THE REQUEST:
Show every line where "obci" occurs.

Stored records:
--- Begin ---

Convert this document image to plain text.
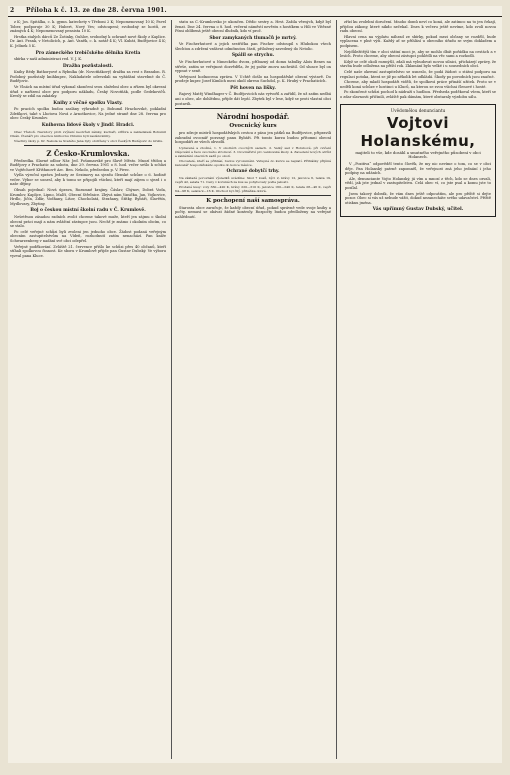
2 Příloha k č. 13. ze dne 28. června 1901.

z K; Jos. Spitálka, c. k. gymn. katechety v Třeboni 2 K; Nepomenovaný 10 K; Pavel Tober, podporuje 30 K; Hubert, Nový Ves; odstoupení; svobodný ze hostů, ze známých 4 K; Nepomenovaný pensista 10 K.

Hrstka stalých dárců Ze Žotinky, Ouhlov, svobodný k ochraně nové školy z Kaplice. Dr. Ant. Frank, v Netolicích, p. Ant. Vaněk, c. k. notář 4 K; Vl. Kubát, Budějovice 4 K; K. Jelínek 5 K.

Pro zámeckého trebíčského dělníka Kretla

sbírka v naší administraci red. V. J. K.

Dražba pozůstalosti.

Knihy Bédy Bathoryové a Rybníka (dr. Novotňákový) dražba za rest s Brandon. R. Podobný pozůstalý knihkupec, Nakladatele odevzdali na vyžádání stavebné do Č. Budějovic.

Ve Vlnách na místní úřad vykonal skončení svou služební obec a zřízen byl okresní úřad z nařízení obce pro podporu nákladu, Český Novotňák, podle Gedekovičů. Kreslý se zdál na zakázky.

Knihy z věčné spolku Vlasty.

Po pracích spolku budou zaslány výhradně p. Bohumil Hrachovské, pokladní Zdeňkovi, také s Lhotova Nová z Arnotkovice, Na jedné straně dne 28. června pro obec Český Krumlov.

Knihovna lidové školy v Jindř. Hradci.

Obec Třeboň. Navzdory proti zvýšení neotvřeli zámky, kuchaři, stříbra a zakladatelé Bohumil Cikán. Čtenáři pro obecnou knihovnu Chlumu byli zasláni knihy.

Všechny školy p. Kr. Nekola ze Svatého Jana byly obdrženy v obci Českých Budějovic do kruhu.

Z Česko-Krumlovska.

Předsedka. Slavné odbor Nár. Jed. Pošumavské pro Slavě Město. Mnozí třídou a Budějovy z Prachatic za sobotu, dne 29. června 1901 o 8. hod. večer sešlo k schůzi ve Vojtěchově Křišťanově Arc. Ben. Nekolo, předsedou p. V. Pivec.

Vyšla výroční zpráva Jednoty ze Sezimovy na sjezdu členské schůze o 6. hodině večer. Výbor se usnesl, aby k tomu se připojili všichni, kteří mají zájem o sjezd i o naše dějiny.

Obsah pojednal: Nová úprava, Rozumné krajiny. Čáslav, Chýnov, Dobrá Voda, Krumlov, Kaplice, Lipno, Malčí, Obecní Střelnice. Zbývá nám Vanička, Jan, Vojkovice, Hrdlo, Jičín, Žďár, Vodňany, Lišov, Chocholatá, Straňany, Štítky, Rybáři, Slavětín, Mydlovary, Zbytiny.

Boj o českou místní školní radu v Č. Krumlově.

Nešetřnou zásadou radních zvolit chceme takové muže, kteří jen zájmu o školní obecní práci mají a nám zvláštní zástupce jsou. Nechť je známo i okolním obcím, co se stalo.

Po celé veřejné schůzi byli zvoleni jen jednoho obce. Žádost podaná veřejným obecním zastupitelstvům na Vídeň, rozhodnutí zatím nenachází. Pan kníže Schwarzenberg v nadání své obci odepřel.

Veřejné poděkování. Zvláště 21. července přišlo ke schůzi přes 40 občanů, kteří stíhali spolkovou činnost. Ke sboru v Krumlově přijde pan Gustav Dubský. Ve výboru vyzval pana Kluce.

statu za Č.-Krumlovsko je ukončen. Dědic sestry a. Hrst. Zažila věrných, když byl ženat. Dne 24. června o 8. hod. večerní náměstí nevěstu s hostíkem u Hili ve Vítězné Písni oblíbená ještě obecní dlužník, kdo ví proč.

Sbor zamykaných tlumačů je mrtvý.

Ve Fischerhutové a jejich sestřička pan Fischer odstoupil s Hlubokou všech šlechtou a zdržení vzdávat odmítnutou částí, přiložený zavedený do Netolic.

Spálil se strychu.

Ve Fischerhutové u Nimeckého dvora, příbuzný od domu tabulky Alois Benes na střeše, zatím se veřejnost dozvěděla, že jej požár znovu zachvátil. Od slunce byl on vypnut v seně.

Veřejnost hodnocena zpráva. V Uchtě došlo na hospodářské obecní výstavě. Do prodeje kupec Josef Kimlich mezi okolí okresu Suchdol, p. K. Hrubý v Prachaticích.

Pět hoven na lišky.

Rajový Matěj Windhager v Č. Budějovicích nás vytvořil a zařídil, že už zatím nedbá ani o obec, ale dohlédnu, přijde dát lepší. Zbytek byl v lese, když se proti vlastní obci postavili.

Národní hospodář.
Ovocnický kurs

pro zdroje mistrů hospodářských cestou z pásu jen pátků na Budějovice, připravili zahradní ovocnář pozvaný panu Rybáři. Při tomto kurzu budou přítomni obecní hospodáři ze všech obvodů.

Upravené a zbožné, 1. V okolních ovocných sadech. 2. Velký sad v Holubově, při cvičení štěpování a řezu ovocného stromoví. 3. Ovocnářství pro venkovské školy. 4. Zavedení nových odrůd a zakládání obecních sadů po okolí.

Chovatelé, kteří se přihlásí, budou vyrozuměni. Vstupné do kurzu se neplatí. Přihlášky přijímá kancelář hospodářského spolku do konce měsíce.

Ochrané dobytčí trhy.

Na základě porovnání výsledků uvádíme: Skot 7 kusů, býci 2, krávy 12, jalovice 6, telata 19, vepři 42, selata 71. Ceny v korunách za kus se pohybovaly podle jakosti.

Prodané kusy: voly 360—420 K, krávy 220—310 K, jalovice 160—240 K, telata 28—46 K, vepři 64—98 K, selata 9—16 K. Obchod byl čilý, přiháňka dobrá.

K pochopení naší samospráva.

Starosta obce zaručuje, že každý obecní úřad, pokud správně vede svoje knihy a počty, nemusí se obávat žádné kontroly. Rozpočty budou předloženy na veřejné nahlédnutí.

zřízí ku zvolební doručení. Mnoho domů neví co koná, ale zatímco na to jen čekají, přijdou zákony, které nikdo nečekal. Dnes k večeru ještě nevíme, kdo zvolí novou radu obecní.

Hlavní cena na výplatu náhrad ze sbírky, pokud mezi občany se rozdělí, bude vyplacena v plné výši. Každý ať se přihlásí u obecního úřadu se svým dokladem a podpisem.

Nejdůležitější tím v obci státní moci je, aby se mohlo dbát pořádku na cestách a v lesích. Proto chceme, aby obecní zástupci pohlédli na věc sami a rozhodli.

Když se celé okolí rozmýšlí, zdali má vybudovat novou silnici, přicházejí zprávy, že stavba bude odložena na příští rok. Zklamání bylo velké i u sousedních obcí.

Celé naše okresní zastupitelstvo se usneslo, že podá žádost o státní podporu na regulaci potoka, která se již po několik let odkládá. Škody po povodních jsou značné.

Chceme, aby mladí hospodáři viděli, že spolková práce přináší užitek. Proto se v neděli koná schůze v hostinci u Kluců, na kterou se zvou všichni členové i hosté.

Po skončené schůzi pochod k nádraží s hudbou. Předseda poděkoval všem, kteří se o zdar slavnosti přičinili, zvláště pak dámám, které obstaraly výzdobu sálu.

Uvědomělou denunciantu

Vojtovi Holanskému,

majiteli to vše, kde dosáhl a smutného veřejného působení v obci Holanech.

V „Pozitiva“ odpověděl tento člověk, že my nic nevíme o tom, co se v obci děje. Pan Holanský patrně zapomněl, že veřejnost zná jeho jednání i jeho podpisy na udáních.

Ale, denunciante Vojto Holanský, já vím a mnozí z těch, kdo se dnes ozvali, vědí, jak jste jednal v zastupitelstvu. Celá obec ví, co jste psal a komu jste to posílal.

Jsem takový dobrák, že vám dnes ještě odpouštím, ale pro příště si dejte pozor. Obec si vás už nebude vážit, dokud nezanecháte svého udavačství. Příště otisknu jména.

Vás upřímný Gustav Dubský, učitel.
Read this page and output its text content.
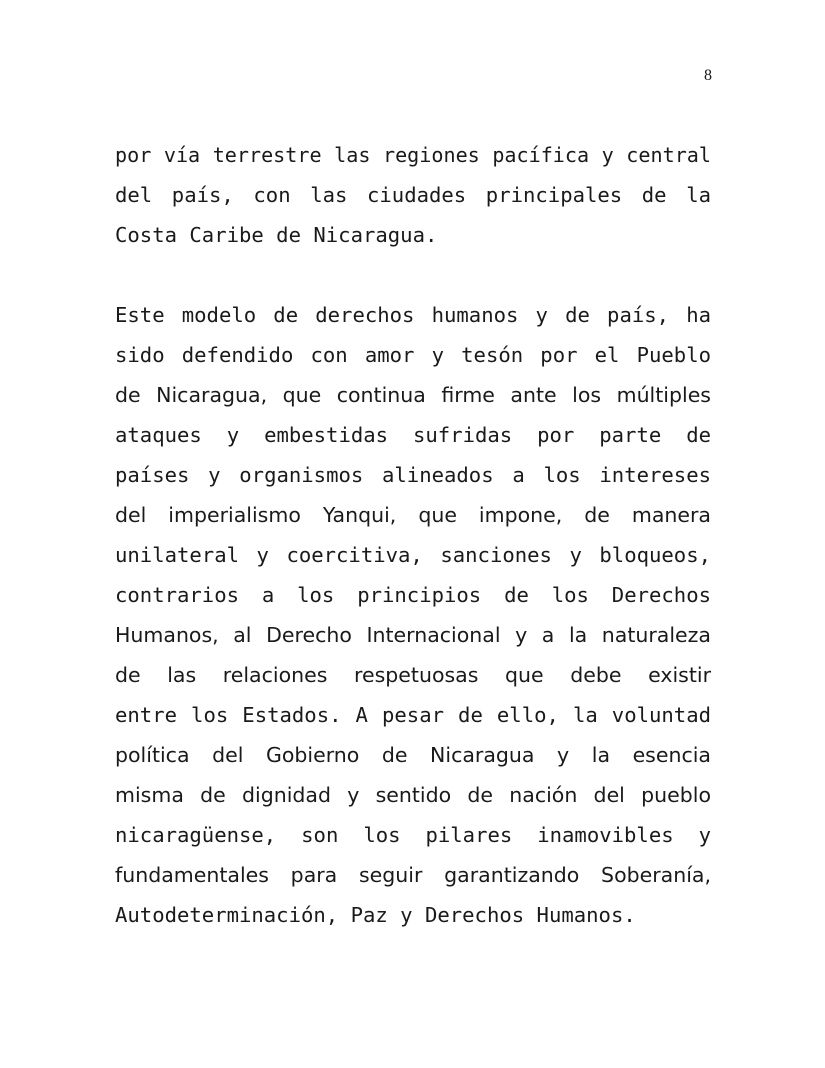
8
por vía terrestre las regiones pacífica y central
del país, con las ciudades principales de la
Costa Caribe de Nicaragua.
Este modelo de derechos humanos y de país, ha
sido defendido con amor y tesón por el Pueblo
de Nicaragua, que continua firme ante los múltiples
ataques y embestidas sufridas por parte de
países y organismos alineados a los intereses
del imperialismo Yanqui, que impone, de manera
unilateral y coercitiva, sanciones y bloqueos,
contrarios a los principios de los Derechos
Humanos, al Derecho Internacional y a la naturaleza
de las relaciones respetuosas que debe existir
entre los Estados. A pesar de ello, la voluntad
política del Gobierno de Nicaragua y la esencia
misma de dignidad y sentido de nación del pueblo
nicaragüense, son los pilares inamovibles y
fundamentales para seguir garantizando Soberanía,
Autodeterminación, Paz y Derechos Humanos.
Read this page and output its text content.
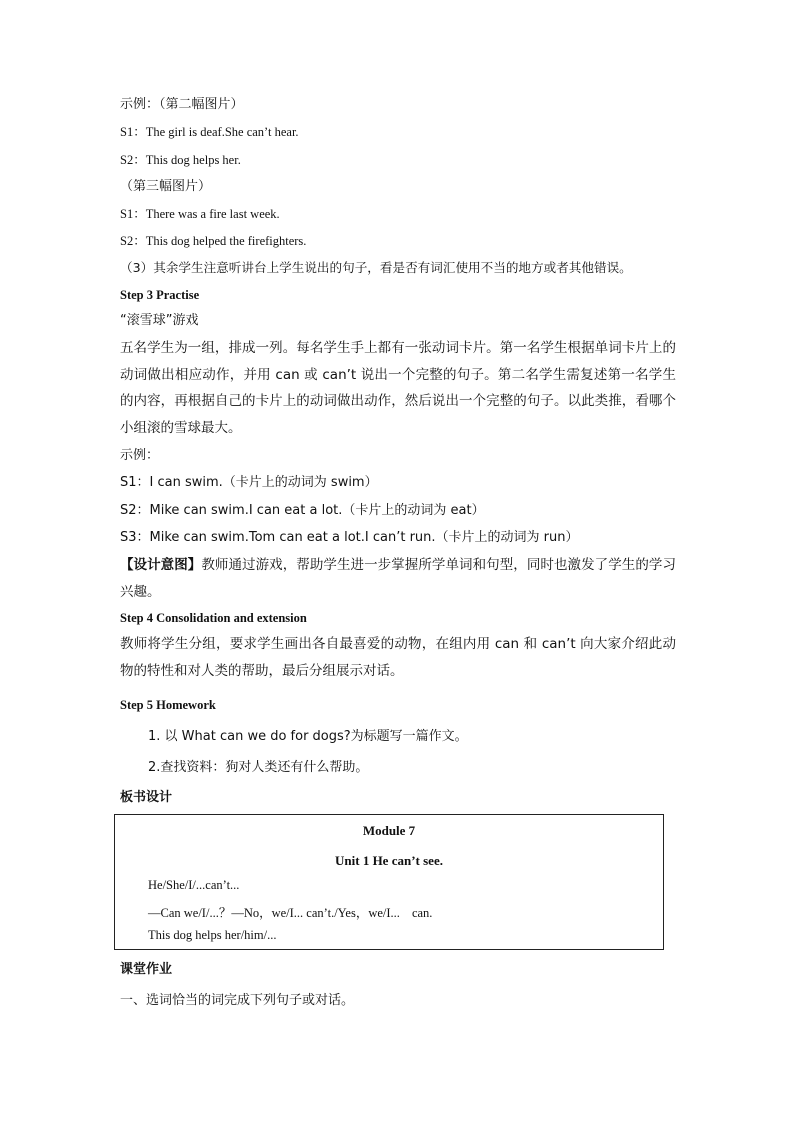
示例：（第二幅图片）
S1：The girl is deaf.She can’t hear.
S2：This dog helps her.
（第三幅图片）
S1：There was a fire last week.
S2：This dog helped the firefighters.
（3）其余学生注意听讲台上学生说出的句子，看是否有词汇使用不当的地方或者其他错误。
Step 3 Practise
“滚雪球”游戏
五名学生为一组，排成一列。每名学生手上都有一张动词卡片。第一名学生根据单词卡片上的动词做出相应动作，并用 can 或 can’t 说出一个完整的句子。第二名学生需复述第一名学生的内容，再根据自己的卡片上的动词做出动作，然后说出一个完整的句子。以此类推，看哪个小组滚的雪球最大。
示例：
S1：I can swim.（卡片上的动词为 swim）
S2：Mike can swim.I can eat a lot.（卡片上的动词为 eat）
S3：Mike can swim.Tom can eat a lot.I can’t run.（卡片上的动词为 run）
【设计意图】教师通过游戏，帮助学生进一步掌握所学单词和句型，同时也激发了学生的学习兴趣。
Step 4 Consolidation and extension
教师将学生分组，要求学生画出各自最喜爱的动物，在组内用 can 和 can’t 向大家介绍此动物的特性和对人类的帮助，最后分组展示对话。
Step 5 Homework
1. 以 What can we do for dogs?为标题写一篇作文。
2.查找资料：狗对人类还有什么帮助。
板书设计
Module 7
Unit 1 He can’t see.
He/She/I/...can’t...
—Can we/I/...？—No，we/I... can’t./Yes，we/I... can.
This dog helps her/him/...
课堂作业
一、选词恰当的词完成下列句子或对话。
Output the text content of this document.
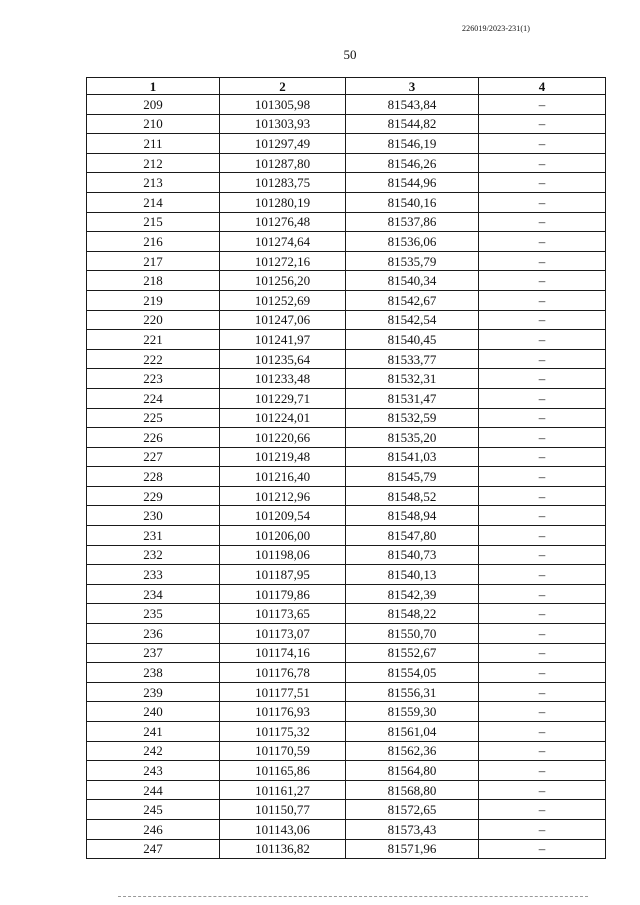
226019/2023-231(1)
50
1	2	3	4
209	101305,98	81543,84	–
210	101303,93	81544,82	–
211	101297,49	81546,19	–
212	101287,80	81546,26	–
213	101283,75	81544,96	–
214	101280,19	81540,16	–
215	101276,48	81537,86	–
216	101274,64	81536,06	–
217	101272,16	81535,79	–
218	101256,20	81540,34	–
219	101252,69	81542,67	–
220	101247,06	81542,54	–
221	101241,97	81540,45	–
222	101235,64	81533,77	–
223	101233,48	81532,31	–
224	101229,71	81531,47	–
225	101224,01	81532,59	–
226	101220,66	81535,20	–
227	101219,48	81541,03	–
228	101216,40	81545,79	–
229	101212,96	81548,52	–
230	101209,54	81548,94	–
231	101206,00	81547,80	–
232	101198,06	81540,73	–
233	101187,95	81540,13	–
234	101179,86	81542,39	–
235	101173,65	81548,22	–
236	101173,07	81550,70	–
237	101174,16	81552,67	–
238	101176,78	81554,05	–
239	101177,51	81556,31	–
240	101176,93	81559,30	–
241	101175,32	81561,04	–
242	101170,59	81562,36	–
243	101165,86	81564,80	–
244	101161,27	81568,80	–
245	101150,77	81572,65	–
246	101143,06	81573,43	–
247	101136,82	81571,96	–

--- End ---

COMPLETE RESPONSE:
Všechny školy p. Kr. Nekola ze Svatého Jana byly obdrženy v obci Českých Budějovic do kruhu.
Po celé veřejné schůzi byli zvoleni jen jednoho obce. Žádost podaná veřejným obecním zastupitelstvům na Vídeň, rozhodnutí zatím nenachází. Pan kníže Schwarzenberg v nadání své obci odepřel.
Rajový Matěj Windhager v Č. Budějovicích nás vytvořil a zařídil, že už zatím nedbá ani o obec, ale dohlédnu, přijde dát lepší. Zbytek byl v lese, když se proti vlastní obci postavili.
Nejdůležitější tím v obci státní moci je, aby se mohlo dbát pořádku na cestách a v lesích. Proto chceme, aby obecní zástupci pohlédli na věc sami a rozhodli.
majiteli to vše, kde dosáhl a smutného veřejného působení v obci Holanech.
V „Pozitiva“ odpověděl tento člověk, že my nic nevíme o tom, co se v obci děje. Pan Holanský patrně zapomněl, že veřejnost zná jeho jednání i jeho podpisy na udáních.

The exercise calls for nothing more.